Aim of the task → Pick out and copy every line below that has the word "this".

Supplied material →
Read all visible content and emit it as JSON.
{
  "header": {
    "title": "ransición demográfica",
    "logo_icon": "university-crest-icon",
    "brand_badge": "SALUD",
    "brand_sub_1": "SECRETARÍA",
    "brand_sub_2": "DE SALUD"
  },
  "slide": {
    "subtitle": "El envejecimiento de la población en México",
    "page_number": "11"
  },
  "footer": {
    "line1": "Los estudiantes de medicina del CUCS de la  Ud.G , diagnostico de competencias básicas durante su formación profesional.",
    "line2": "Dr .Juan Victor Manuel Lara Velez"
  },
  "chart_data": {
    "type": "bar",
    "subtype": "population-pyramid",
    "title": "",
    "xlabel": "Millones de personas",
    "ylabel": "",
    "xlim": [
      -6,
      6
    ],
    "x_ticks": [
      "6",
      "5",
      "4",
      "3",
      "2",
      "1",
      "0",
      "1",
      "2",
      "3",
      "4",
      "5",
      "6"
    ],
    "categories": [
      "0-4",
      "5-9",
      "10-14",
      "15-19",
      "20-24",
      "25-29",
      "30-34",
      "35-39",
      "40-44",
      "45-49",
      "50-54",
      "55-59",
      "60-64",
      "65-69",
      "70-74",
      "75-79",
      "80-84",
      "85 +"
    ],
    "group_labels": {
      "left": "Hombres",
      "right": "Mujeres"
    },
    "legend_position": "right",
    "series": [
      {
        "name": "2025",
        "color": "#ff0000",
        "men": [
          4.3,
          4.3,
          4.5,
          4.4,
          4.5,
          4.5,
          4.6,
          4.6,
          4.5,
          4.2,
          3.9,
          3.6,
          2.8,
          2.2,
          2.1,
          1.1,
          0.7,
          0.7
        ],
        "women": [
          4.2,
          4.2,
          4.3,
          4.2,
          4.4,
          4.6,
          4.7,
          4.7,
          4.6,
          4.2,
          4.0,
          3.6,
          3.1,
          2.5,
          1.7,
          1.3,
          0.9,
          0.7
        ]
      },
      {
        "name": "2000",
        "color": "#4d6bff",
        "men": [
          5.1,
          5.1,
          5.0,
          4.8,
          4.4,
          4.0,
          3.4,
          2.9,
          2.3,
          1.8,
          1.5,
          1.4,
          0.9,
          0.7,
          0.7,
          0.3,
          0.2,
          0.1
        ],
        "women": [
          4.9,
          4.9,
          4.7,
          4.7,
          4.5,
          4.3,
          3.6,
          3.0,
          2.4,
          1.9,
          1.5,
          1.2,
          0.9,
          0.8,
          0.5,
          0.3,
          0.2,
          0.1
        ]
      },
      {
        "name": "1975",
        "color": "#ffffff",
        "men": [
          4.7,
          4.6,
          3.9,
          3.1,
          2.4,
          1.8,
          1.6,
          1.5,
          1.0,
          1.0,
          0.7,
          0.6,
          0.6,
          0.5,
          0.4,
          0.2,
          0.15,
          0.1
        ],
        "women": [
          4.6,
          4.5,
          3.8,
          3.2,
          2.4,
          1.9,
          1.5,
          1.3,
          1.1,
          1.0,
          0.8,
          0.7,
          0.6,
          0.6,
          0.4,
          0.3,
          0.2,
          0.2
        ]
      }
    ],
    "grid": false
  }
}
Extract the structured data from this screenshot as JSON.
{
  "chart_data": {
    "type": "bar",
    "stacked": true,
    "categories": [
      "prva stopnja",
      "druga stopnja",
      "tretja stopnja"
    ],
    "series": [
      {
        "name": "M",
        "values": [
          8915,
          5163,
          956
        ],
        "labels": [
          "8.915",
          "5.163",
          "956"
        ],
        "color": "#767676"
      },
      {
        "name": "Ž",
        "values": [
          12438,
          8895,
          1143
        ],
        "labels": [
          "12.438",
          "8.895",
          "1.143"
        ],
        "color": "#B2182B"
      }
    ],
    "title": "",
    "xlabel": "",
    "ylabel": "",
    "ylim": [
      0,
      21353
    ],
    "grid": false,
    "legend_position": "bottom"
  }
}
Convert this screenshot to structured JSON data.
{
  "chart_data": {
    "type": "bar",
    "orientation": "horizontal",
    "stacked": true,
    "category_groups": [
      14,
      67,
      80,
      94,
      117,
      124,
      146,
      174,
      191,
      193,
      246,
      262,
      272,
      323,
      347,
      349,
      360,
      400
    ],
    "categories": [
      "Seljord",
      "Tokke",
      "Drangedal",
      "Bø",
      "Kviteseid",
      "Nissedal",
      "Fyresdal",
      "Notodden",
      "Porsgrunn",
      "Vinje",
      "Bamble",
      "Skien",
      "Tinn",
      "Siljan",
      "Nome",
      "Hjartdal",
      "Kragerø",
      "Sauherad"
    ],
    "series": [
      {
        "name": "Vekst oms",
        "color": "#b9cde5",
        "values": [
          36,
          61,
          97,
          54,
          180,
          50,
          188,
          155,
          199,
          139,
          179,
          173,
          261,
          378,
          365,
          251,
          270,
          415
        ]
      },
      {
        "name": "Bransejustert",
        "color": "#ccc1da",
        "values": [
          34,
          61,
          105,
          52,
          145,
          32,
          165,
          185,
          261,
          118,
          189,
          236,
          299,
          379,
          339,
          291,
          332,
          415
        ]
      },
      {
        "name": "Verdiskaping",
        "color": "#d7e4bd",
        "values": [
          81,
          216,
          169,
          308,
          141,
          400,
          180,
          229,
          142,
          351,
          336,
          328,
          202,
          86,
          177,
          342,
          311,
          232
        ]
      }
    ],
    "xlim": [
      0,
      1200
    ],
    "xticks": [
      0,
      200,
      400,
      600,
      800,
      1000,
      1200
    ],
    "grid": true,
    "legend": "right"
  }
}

Response to the task →
Extract the structured data from this screenshot as JSON.
Convert this screenshot to structured JSON data.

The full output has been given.